▸ Exercise requirements:
Return every line below in which "OMZET" appears.

━━━━━ Excerpted data ━━━━━

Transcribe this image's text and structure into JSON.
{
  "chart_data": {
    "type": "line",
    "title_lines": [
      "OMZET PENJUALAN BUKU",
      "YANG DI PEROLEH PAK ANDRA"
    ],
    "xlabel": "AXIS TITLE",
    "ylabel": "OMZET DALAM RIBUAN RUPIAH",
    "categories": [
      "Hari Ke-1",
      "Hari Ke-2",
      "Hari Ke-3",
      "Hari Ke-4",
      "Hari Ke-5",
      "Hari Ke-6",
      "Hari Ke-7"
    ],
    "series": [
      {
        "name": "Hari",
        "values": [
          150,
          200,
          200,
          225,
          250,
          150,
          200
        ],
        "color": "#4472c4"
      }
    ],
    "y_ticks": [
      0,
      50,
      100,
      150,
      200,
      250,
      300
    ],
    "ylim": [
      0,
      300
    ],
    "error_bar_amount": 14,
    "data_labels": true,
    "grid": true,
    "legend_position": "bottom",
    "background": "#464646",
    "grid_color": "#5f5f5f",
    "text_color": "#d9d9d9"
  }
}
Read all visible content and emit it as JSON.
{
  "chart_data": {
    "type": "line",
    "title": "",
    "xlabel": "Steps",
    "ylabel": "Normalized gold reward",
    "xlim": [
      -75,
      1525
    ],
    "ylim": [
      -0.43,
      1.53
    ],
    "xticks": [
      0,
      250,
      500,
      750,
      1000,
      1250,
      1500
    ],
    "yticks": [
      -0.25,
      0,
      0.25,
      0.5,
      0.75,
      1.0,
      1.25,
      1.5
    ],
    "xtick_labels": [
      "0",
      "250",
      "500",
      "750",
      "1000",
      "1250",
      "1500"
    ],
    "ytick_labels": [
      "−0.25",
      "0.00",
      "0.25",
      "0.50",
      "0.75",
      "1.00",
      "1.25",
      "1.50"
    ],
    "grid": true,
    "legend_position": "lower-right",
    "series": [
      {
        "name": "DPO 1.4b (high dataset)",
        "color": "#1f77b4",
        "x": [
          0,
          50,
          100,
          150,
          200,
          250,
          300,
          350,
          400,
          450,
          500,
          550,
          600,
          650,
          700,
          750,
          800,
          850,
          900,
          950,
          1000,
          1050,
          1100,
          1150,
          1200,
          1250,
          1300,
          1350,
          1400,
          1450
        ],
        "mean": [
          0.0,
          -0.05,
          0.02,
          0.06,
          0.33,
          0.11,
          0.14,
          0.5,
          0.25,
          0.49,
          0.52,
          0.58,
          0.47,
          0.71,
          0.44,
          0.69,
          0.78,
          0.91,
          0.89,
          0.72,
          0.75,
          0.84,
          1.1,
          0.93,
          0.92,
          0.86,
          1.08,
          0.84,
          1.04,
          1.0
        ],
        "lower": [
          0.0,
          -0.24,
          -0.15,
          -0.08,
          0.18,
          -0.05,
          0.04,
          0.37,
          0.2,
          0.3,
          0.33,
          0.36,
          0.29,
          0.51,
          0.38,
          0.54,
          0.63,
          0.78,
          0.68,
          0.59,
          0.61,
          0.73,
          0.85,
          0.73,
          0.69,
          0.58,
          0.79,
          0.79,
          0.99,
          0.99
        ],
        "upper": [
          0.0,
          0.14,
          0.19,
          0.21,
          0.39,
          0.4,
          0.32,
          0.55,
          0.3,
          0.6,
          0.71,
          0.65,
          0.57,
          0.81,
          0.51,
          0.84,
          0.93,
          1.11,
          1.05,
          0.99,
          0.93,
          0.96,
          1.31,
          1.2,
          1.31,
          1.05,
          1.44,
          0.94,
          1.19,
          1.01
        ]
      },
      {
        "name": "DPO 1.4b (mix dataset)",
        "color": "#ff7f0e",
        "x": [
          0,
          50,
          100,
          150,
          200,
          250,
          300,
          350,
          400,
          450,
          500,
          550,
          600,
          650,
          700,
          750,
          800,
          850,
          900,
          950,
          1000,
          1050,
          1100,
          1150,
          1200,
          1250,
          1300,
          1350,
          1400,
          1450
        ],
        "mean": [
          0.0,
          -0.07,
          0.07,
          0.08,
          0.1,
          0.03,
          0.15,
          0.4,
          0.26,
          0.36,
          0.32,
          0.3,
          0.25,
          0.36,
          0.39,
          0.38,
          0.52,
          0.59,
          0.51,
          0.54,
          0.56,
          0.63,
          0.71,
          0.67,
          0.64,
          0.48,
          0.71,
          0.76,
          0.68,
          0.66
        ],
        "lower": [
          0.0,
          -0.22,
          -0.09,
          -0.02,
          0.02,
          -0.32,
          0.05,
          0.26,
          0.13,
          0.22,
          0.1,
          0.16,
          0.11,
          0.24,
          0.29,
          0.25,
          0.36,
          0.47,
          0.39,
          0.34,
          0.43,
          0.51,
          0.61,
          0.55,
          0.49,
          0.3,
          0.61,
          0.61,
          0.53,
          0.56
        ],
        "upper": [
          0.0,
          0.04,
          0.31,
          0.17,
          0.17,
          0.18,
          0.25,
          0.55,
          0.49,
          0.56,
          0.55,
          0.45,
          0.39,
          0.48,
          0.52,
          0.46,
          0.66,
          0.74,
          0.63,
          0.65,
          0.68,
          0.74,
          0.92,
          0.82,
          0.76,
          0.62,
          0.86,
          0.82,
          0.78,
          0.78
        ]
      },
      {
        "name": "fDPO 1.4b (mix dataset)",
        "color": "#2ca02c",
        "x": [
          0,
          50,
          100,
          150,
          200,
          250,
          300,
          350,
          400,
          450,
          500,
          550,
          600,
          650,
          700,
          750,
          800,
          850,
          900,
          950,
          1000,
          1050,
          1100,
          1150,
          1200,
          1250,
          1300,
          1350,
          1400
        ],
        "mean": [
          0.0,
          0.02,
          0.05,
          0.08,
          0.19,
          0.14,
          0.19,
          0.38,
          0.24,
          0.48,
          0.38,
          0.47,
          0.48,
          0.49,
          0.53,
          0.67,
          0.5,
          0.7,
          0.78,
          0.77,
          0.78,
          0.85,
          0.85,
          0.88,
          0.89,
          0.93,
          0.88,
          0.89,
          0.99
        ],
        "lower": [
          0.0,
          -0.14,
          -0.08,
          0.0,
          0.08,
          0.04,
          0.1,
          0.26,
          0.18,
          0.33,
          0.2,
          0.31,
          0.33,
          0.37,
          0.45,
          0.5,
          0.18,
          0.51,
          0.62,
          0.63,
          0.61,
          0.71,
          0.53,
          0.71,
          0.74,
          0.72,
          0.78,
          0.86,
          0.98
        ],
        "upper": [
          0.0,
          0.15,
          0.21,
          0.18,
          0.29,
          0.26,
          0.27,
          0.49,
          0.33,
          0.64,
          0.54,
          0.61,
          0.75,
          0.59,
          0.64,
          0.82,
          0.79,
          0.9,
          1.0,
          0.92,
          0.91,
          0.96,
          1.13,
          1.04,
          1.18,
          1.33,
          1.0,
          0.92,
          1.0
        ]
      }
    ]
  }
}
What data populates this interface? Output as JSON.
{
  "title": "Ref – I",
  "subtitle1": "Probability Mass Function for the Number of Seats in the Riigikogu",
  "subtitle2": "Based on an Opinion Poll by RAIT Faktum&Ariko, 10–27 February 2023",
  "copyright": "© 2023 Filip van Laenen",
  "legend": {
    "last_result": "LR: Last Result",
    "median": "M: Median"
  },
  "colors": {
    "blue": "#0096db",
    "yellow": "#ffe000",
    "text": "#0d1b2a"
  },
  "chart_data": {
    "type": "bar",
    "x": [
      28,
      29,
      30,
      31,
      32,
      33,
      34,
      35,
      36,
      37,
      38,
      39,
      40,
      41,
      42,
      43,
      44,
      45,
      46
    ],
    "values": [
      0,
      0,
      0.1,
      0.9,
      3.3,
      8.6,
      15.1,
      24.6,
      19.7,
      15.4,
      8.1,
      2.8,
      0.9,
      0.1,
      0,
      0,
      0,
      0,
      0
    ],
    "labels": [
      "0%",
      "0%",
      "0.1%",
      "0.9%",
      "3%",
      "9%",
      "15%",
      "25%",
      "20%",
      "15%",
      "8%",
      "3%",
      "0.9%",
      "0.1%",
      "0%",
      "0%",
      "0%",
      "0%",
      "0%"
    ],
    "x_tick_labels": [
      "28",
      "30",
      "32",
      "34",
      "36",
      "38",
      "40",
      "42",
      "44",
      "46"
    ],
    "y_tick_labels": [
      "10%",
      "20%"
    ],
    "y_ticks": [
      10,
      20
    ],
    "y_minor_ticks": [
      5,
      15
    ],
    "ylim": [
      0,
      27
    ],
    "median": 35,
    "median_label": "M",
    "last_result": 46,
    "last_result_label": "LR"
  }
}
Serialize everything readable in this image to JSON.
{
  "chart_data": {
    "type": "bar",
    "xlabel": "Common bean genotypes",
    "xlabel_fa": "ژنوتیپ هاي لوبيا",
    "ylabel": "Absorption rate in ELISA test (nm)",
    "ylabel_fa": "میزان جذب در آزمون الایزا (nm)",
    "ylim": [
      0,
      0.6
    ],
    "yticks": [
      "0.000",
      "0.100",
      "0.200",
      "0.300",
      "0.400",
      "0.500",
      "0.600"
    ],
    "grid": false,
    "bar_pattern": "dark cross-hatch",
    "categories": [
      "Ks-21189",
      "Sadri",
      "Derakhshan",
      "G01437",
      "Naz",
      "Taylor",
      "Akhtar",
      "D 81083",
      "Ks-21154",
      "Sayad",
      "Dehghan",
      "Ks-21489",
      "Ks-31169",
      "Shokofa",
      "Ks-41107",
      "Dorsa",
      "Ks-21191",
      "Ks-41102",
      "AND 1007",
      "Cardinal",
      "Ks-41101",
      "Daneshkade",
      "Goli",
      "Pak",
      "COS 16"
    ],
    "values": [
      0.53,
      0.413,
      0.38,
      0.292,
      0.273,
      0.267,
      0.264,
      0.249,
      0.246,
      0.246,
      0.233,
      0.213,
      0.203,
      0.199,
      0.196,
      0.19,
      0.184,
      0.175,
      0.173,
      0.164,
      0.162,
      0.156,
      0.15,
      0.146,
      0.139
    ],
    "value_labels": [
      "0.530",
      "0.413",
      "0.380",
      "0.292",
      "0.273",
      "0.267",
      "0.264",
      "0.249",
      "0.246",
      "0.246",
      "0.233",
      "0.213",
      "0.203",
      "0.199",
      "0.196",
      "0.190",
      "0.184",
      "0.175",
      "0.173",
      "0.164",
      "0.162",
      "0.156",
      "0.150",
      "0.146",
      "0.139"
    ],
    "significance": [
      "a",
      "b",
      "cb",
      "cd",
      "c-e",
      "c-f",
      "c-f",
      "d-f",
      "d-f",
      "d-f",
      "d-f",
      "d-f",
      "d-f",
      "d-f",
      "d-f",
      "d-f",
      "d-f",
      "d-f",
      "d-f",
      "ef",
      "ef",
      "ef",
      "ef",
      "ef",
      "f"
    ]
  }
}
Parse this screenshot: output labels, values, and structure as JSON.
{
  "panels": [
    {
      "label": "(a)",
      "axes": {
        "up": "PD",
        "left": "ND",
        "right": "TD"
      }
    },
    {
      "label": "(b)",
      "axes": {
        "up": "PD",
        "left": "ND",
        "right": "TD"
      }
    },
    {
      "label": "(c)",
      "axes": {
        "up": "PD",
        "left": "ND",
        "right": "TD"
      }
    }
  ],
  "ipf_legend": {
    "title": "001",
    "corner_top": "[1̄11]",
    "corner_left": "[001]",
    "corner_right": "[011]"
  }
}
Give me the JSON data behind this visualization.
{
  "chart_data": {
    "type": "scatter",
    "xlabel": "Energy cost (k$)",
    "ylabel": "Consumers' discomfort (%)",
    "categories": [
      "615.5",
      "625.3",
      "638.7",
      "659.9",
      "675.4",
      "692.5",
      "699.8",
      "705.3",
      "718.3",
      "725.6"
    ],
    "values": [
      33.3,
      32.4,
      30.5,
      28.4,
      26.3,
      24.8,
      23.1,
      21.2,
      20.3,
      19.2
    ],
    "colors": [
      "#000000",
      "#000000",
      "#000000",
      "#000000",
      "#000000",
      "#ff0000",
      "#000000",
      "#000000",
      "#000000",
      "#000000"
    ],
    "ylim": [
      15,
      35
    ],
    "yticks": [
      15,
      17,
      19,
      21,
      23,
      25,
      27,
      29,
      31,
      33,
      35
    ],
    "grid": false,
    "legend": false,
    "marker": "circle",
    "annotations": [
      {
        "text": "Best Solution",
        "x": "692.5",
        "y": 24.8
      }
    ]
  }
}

━━━━━

▸ Answer:
      "OMZET PENJUALAN BUKU",
    "ylabel": "OMZET DALAM RIBUAN RUPIAH",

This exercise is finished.